--- Problem to work on ---
In your copy, leave out the pictures and repeat the entries below exactly.

== == ==

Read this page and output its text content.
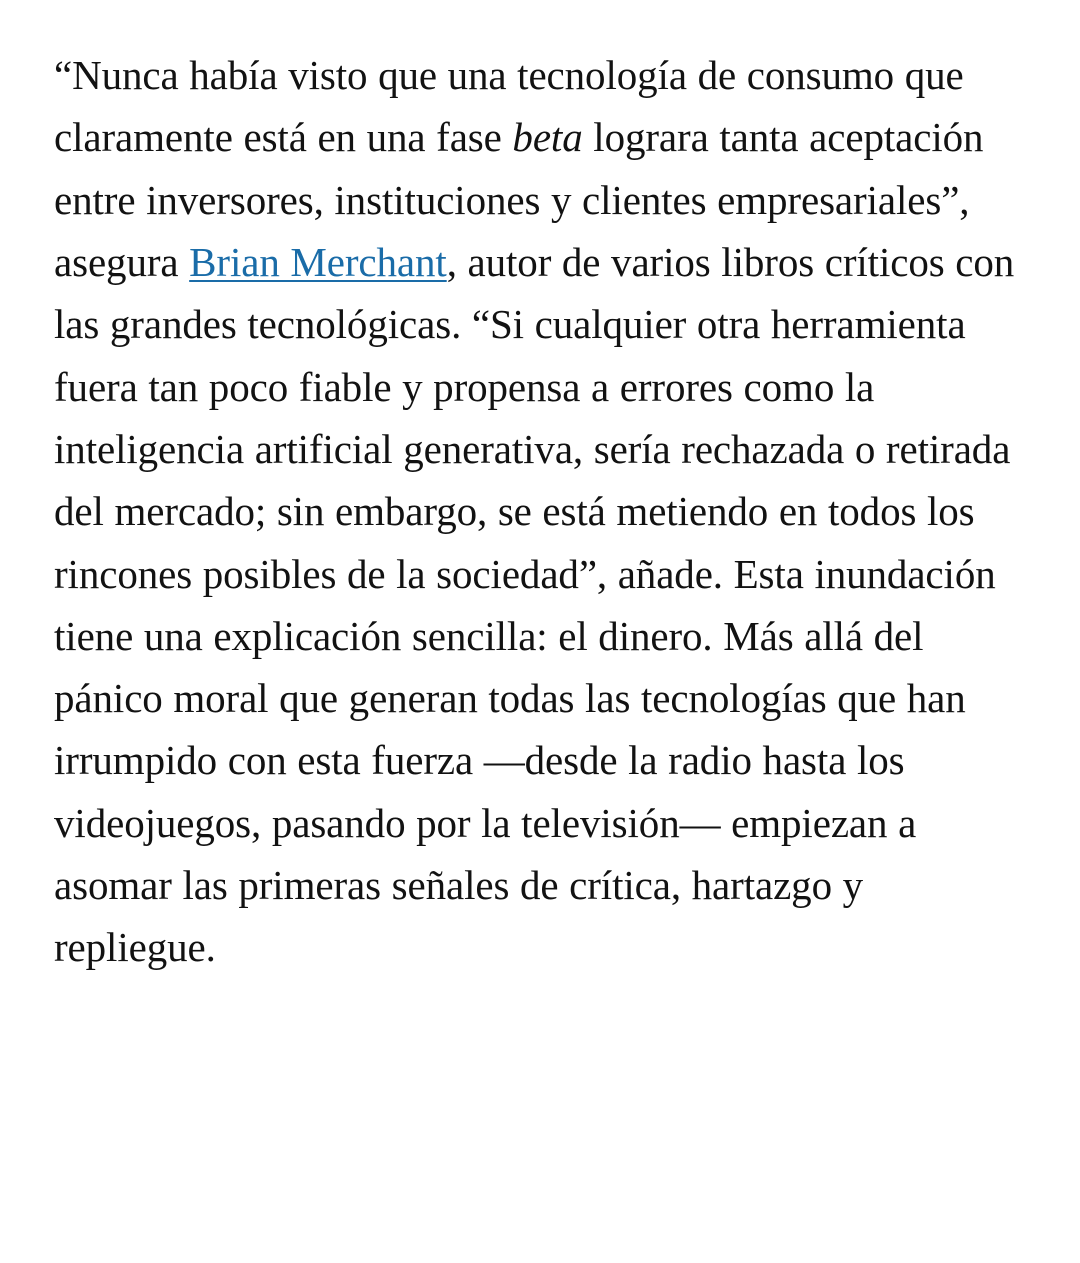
“Nunca había visto que una tecnología de consumo que claramente está en una fase beta lograra tanta aceptación entre inversores, instituciones y clientes empresariales”, asegura Brian Merchant, autor de varios libros críticos con las grandes tecnológicas. “Si cualquier otra herramienta fuera tan poco fiable y propensa a errores como la inteligencia artificial generativa, sería rechazada o retirada del mercado; sin embargo, se está metiendo en todos los rincones posibles de la sociedad”, añade. Esta inundación tiene una explicación sencilla: el dinero. Más allá del pánico moral que generan todas las tecnologías que han irrumpido con esta fuerza —desde la radio hasta los videojuegos, pasando por la televisión— empiezan a asomar las primeras señales de crítica, hartazgo y repliegue.
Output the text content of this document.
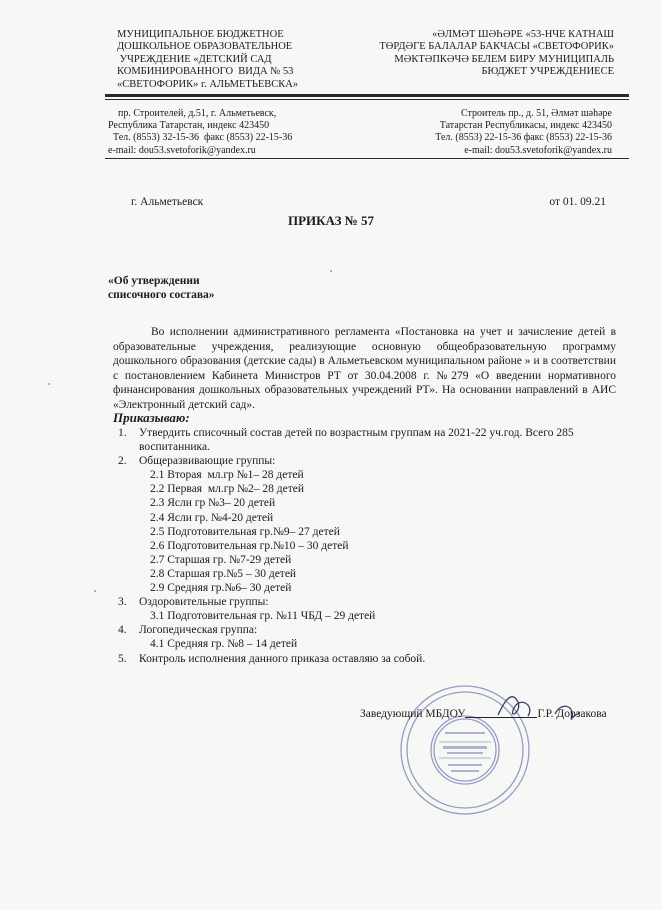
МУНИЦИПАЛЬНОЕ БЮДЖЕТНОЕ
ДОШКОЛЬНОЕ ОБРАЗОВАТЕЛЬНОЕ
УЧРЕЖДЕНИЕ «ДЕТСКИЙ САД
КОМБИНИРОВАННОГО  ВИДА № 53
«СВЕТОФОРИК» г. АЛЬМЕТЬЕВСКА»
«ӘЛМӘТ ШӘҺӘРЕ «53-НЧЕ КАТНАШ
ТӨРДӘГЕ БАЛАЛАР БАКЧАСЫ «СВЕТОФОРИК»
МӘКТӘПКӘЧӘ БЕЛЕМ БИРУ МУНИЦИПАЛЬ
БЮДЖЕТ УЧРЕЖДЕНИЕСЕ
пр. Строителей, д.51, г. Альметьевск,
Республика Татарстан, индекс 423450
Тел. (8553) 32-15-36  факс (8553) 22-15-36
e-mail: dou53.svetoforik@yandex.ru
Строитель пр., д. 51, Әлмәт шәһәре
Татарстан Республикасы, индекс 423450
Тел. (8553) 22-15-36 факс (8553) 22-15-36
e-mail: dou53.svetoforik@yandex.ru
г. Альметьевск	от 01. 09.21
ПРИКАЗ № 57
«Об утверждении
списочного состава»

Во исполнении административного регламента «Постановка на учет и зачисление детей в образовательные учреждения, реализующие основную общеобразовательную программу дошкольного образования (детские сады) в Альметьевском муниципальном районе » и в соответствии с постановлением Кабинета Министров РТ от 30.04.2008 г. №279 «О введении нормативного финансирования дошкольных образовательных учреждений РТ». На основании направлений в АИС «Электронный детский сад».

Приказываю:
1.	Утвердить списочный состав детей по возрастным группам на 2021-22 уч.год. Всего 285 воспитанника.
2.	Общеразвивающие группы:
2.1 Вторая  мл.гр №1– 28 детей
2.2 Первая  мл.гр №2– 28 детей
2.3 Ясли гр №3– 20 детей
2.4 Ясли гр. №4-20 детей
2.5 Подготовительная гр.№9– 27 детей
2.6 Подготовительная гр.№10 – 30 детей
2.7 Старшая гр. №7-29 детей
2.8 Старшая гр.№5 – 30 детей
2.9 Средняя гр.№6– 30 детей
3.	Оздоровительные группы:
3.1 Подготовительная гр. №11 ЧБД – 29 детей
4.	Логопедическая группа:
4.1 Средняя гр. №8 – 14 детей
5.	Контроль исполнения данного приказа оставляю за собой.
Заведующий МБДОУ	Г.Р. Дорзакова
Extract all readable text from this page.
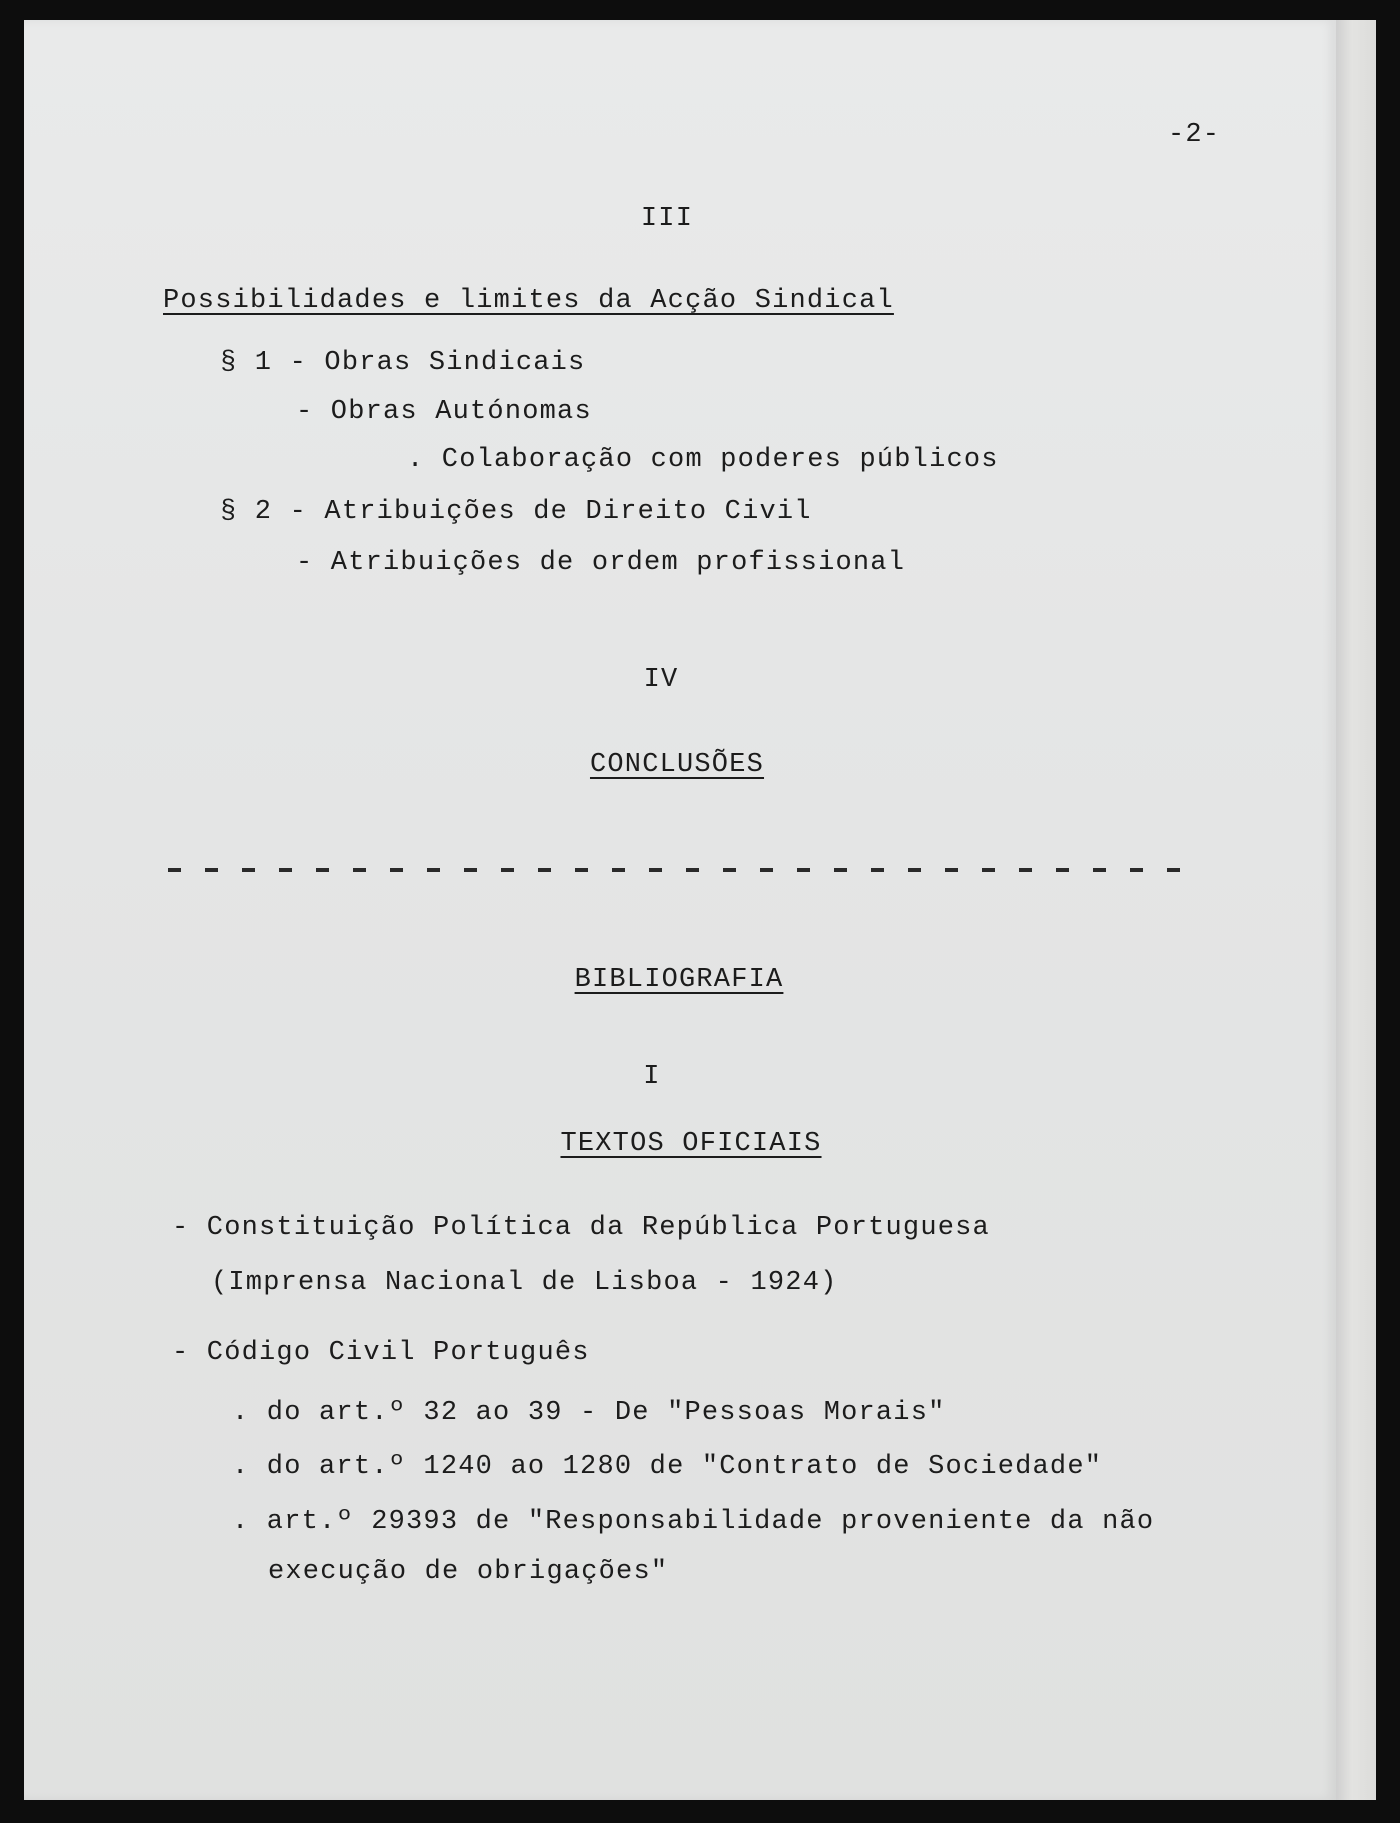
-2-
III
Possibilidades e limites da Acção Sindical
§ 1 - Obras Sindicais
- Obras Autónomas
. Colaboração com poderes públicos
§ 2 - Atribuições de Direito Civil
- Atribuições de ordem profissional
IV
CONCLUSÕES
BIBLIOGRAFIA
I
TEXTOS OFICIAIS
- Constituição Política da República Portuguesa
(Imprensa Nacional de Lisboa - 1924)
- Código Civil Português
. do art.º 32 ao 39 - De "Pessoas Morais"
. do art.º 1240 ao 1280 de "Contrato de Sociedade"
. art.º 29393 de "Responsabilidade proveniente da não
execução de obrigações"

== == ==

--- Correct response ---
Read this page and output its text content.
“Nunca había visto que una tecnología de consumo que claramente está en una fase beta lograra tanta aceptación entre inversores, instituciones y clientes empresariales”, asegura Brian Merchant, autor de varios libros críticos con las grandes tecnológicas. “Si cualquier otra herramienta fuera tan poco fiable y propensa a errores como la inteligencia artificial generativa, sería rechazada o retirada del mercado; sin embargo, se está metiendo en todos los rincones posibles de la sociedad”, añade. Esta inundación tiene una explicación sencilla: el dinero. Más allá del pánico moral que generan todas las tecnologías que han irrumpido con esta fuerza —desde la radio hasta los videojuegos, pasando por la televisión— empiezan a asomar las primeras señales de crítica, hartazgo y repliegue.
Output the text content of this document.
МУНИЦИПАЛЬНОЕ БЮДЖЕТНОЕ
ДОШКОЛЬНОЕ ОБРАЗОВАТЕЛЬНОЕ
УЧРЕЖДЕНИЕ «ДЕТСКИЙ САД
КОМБИНИРОВАННОГО  ВИДА № 53
«СВЕТОФОРИК» г. АЛЬМЕТЬЕВСКА»
«ӘЛМӘТ ШӘҺӘРЕ «53-НЧЕ КАТНАШ
ТӨРДӘГЕ БАЛАЛАР БАКЧАСЫ «СВЕТОФОРИК»
МӘКТӘПКӘЧӘ БЕЛЕМ БИРУ МУНИЦИПАЛЬ
БЮДЖЕТ УЧРЕЖДЕНИЕСЕ
пр. Строителей, д.51, г. Альметьевск,
Республика Татарстан, индекс 423450
Тел. (8553) 32-15-36  факс (8553) 22-15-36
e-mail: dou53.svetoforik@yandex.ru
Строитель пр., д. 51, Әлмәт шәһәре
Татарстан Республикасы, индекс 423450
Тел. (8553) 22-15-36 факс (8553) 22-15-36
e-mail: dou53.svetoforik@yandex.ru
г. Альметьевск	от 01. 09.21
ПРИКАЗ № 57
«Об утверждении
списочного состава»

Во исполнении административного регламента «Постановка на учет и зачисление детей в образовательные учреждения, реализующие основную общеобразовательную программу дошкольного образования (детские сады) в Альметьевском муниципальном районе » и в соответствии с постановлением Кабинета Министров РТ от 30.04.2008 г. №279 «О введении нормативного финансирования дошкольных образовательных учреждений РТ». На основании направлений в АИС «Электронный детский сад».

Приказываю:
1.	Утвердить списочный состав детей по возрастным группам на 2021-22 уч.год. Всего 285 воспитанника.
2.	Общеразвивающие группы:
2.1 Вторая  мл.гр №1– 28 детей
2.2 Первая  мл.гр №2– 28 детей
2.3 Ясли гр №3– 20 детей
2.4 Ясли гр. №4-20 детей
2.5 Подготовительная гр.№9– 27 детей
2.6 Подготовительная гр.№10 – 30 детей
2.7 Старшая гр. №7-29 детей
2.8 Старшая гр.№5 – 30 детей
2.9 Средняя гр.№6– 30 детей
3.	Оздоровительные группы:
3.1 Подготовительная гр. №11 ЧБД – 29 детей
4.	Логопедическая группа:
4.1 Средняя гр. №8 – 14 детей
5.	Контроль исполнения данного приказа оставляю за собой.
Заведующий МБДОУ	Г.Р. Дорзакова
Extract all readable text from this page.
-2-
III
Possibilidades e limites da Acção Sindical
§ 1 - Obras Sindicais
- Obras Autónomas
. Colaboração com poderes públicos
§ 2 - Atribuições de Direito Civil
- Atribuições de ordem profissional
IV
CONCLUSÕES
BIBLIOGRAFIA
I
TEXTOS OFICIAIS
- Constituição Política da República Portuguesa
(Imprensa Nacional de Lisboa - 1924)
- Código Civil Português
. do art.º 32 ao 39 - De "Pessoas Morais"
. do art.º 1240 ao 1280 de "Contrato de Sociedade"
. art.º 29393 de "Responsabilidade proveniente da não
execução de obrigações"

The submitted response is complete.